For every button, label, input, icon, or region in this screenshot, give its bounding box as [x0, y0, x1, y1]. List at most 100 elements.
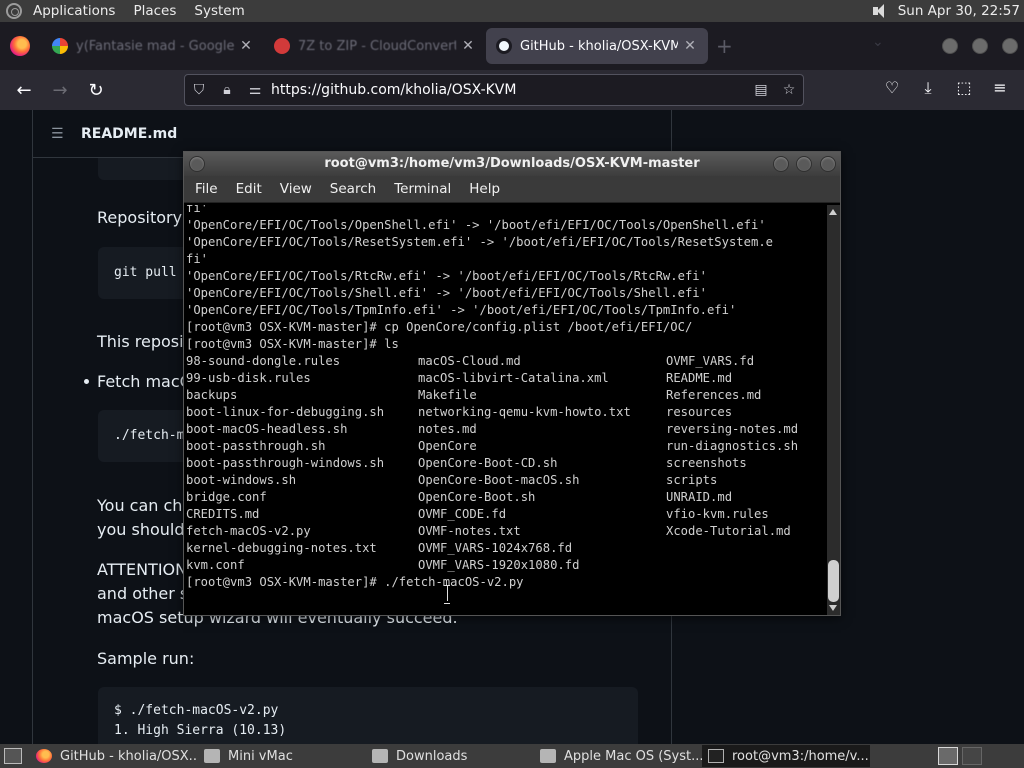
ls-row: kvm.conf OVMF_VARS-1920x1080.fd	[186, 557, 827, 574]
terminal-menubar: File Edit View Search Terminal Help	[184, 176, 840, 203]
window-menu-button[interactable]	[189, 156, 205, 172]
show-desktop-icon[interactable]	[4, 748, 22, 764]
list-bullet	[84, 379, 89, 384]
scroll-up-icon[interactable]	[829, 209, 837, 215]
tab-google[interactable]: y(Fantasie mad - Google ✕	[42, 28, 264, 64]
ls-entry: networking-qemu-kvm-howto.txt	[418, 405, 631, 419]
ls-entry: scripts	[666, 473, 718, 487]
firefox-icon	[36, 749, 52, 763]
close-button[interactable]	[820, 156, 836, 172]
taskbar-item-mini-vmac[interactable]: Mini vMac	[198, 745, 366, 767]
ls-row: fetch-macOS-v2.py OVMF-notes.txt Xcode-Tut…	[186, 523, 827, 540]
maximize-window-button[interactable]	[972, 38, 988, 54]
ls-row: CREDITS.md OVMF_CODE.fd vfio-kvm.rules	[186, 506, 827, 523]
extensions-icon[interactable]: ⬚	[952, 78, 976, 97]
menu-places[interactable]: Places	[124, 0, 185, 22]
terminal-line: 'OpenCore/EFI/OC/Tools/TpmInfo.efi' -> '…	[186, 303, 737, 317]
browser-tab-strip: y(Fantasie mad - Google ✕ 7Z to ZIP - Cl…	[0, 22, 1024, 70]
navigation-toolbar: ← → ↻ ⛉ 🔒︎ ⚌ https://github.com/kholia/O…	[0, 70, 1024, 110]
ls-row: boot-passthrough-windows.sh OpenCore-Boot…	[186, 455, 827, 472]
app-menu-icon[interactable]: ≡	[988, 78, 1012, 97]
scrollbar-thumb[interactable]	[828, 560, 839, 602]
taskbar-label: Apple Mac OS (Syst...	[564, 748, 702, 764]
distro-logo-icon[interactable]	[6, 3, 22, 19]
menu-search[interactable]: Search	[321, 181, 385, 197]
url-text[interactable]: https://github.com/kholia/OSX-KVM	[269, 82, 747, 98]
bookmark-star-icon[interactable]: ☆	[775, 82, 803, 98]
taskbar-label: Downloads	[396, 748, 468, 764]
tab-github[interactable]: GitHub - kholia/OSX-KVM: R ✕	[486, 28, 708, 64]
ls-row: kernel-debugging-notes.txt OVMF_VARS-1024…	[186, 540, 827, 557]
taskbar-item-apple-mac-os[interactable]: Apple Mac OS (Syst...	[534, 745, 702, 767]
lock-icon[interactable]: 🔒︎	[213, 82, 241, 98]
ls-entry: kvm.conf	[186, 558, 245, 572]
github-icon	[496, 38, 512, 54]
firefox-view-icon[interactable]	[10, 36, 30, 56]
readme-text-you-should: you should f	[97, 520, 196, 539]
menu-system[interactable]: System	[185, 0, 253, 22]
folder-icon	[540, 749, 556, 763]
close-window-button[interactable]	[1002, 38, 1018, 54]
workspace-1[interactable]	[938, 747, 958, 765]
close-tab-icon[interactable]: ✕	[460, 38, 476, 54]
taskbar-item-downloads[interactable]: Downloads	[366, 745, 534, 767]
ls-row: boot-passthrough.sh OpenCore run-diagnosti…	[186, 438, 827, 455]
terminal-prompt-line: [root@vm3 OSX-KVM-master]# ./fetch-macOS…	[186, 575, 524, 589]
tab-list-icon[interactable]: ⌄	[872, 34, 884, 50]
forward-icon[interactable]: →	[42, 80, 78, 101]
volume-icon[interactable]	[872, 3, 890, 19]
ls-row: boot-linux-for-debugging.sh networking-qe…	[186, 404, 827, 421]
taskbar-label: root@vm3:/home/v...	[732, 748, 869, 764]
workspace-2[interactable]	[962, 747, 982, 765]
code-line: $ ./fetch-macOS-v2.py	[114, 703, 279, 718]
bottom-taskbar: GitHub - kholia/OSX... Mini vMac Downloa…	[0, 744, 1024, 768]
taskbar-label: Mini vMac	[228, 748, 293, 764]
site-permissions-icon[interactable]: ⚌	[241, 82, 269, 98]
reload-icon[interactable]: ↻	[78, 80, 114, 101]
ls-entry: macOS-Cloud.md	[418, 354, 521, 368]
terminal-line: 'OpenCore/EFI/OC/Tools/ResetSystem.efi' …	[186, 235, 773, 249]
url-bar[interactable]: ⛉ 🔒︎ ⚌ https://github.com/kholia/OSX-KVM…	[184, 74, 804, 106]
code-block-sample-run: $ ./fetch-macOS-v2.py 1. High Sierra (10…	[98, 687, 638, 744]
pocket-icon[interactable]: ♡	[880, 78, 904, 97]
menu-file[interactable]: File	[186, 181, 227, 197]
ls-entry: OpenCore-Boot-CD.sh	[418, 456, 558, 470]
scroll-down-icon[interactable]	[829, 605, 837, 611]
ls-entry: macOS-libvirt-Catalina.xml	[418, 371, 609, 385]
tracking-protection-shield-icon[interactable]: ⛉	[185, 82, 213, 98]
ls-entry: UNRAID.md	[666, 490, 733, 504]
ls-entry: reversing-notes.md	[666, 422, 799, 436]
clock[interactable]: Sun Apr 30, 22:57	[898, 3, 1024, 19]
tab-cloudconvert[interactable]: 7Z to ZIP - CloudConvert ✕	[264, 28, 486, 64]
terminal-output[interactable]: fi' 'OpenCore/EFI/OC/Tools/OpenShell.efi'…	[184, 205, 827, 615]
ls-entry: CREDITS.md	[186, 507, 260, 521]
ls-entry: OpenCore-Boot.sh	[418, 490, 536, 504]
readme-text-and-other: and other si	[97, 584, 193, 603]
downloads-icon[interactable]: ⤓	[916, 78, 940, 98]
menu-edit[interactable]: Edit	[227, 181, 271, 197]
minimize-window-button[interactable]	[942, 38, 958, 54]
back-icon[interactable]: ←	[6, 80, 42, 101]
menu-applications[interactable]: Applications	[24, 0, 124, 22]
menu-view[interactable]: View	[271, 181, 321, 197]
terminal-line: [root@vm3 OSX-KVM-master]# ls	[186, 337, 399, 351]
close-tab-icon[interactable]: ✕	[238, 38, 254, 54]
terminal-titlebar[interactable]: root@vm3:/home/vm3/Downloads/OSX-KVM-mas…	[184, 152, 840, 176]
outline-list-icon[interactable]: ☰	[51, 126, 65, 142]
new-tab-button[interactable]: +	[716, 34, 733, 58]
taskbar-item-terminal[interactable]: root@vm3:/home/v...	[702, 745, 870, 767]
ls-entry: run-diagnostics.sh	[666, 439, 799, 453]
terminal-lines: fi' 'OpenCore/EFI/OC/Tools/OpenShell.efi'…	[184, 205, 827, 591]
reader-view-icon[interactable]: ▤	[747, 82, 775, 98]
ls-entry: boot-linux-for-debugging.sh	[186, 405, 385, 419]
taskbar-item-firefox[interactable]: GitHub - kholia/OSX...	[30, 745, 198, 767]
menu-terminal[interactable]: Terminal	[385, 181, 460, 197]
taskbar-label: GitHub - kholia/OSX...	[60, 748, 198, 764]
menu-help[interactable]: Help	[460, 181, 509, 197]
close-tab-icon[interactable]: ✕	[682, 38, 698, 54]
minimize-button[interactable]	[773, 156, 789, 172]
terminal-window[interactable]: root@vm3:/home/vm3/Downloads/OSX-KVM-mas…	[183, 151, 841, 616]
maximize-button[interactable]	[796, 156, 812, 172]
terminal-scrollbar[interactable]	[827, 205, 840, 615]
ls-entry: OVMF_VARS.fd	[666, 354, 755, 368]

WRITTEN TASK ▸
Update the items from the line with "557, 827, 574]" up to and including the line with "379, 89, 384]", changing "Search" to "Find" and leaving everything else the same.

RESULT ▸
ls-row: kvm.conf OVMF_VARS-1920x1080.fd	[186, 557, 827, 574]
terminal-menubar: File Edit View Find Terminal Help	[184, 176, 840, 203]
window-menu-button[interactable]	[189, 156, 205, 172]
show-desktop-icon[interactable]	[4, 748, 22, 764]
list-bullet	[84, 379, 89, 384]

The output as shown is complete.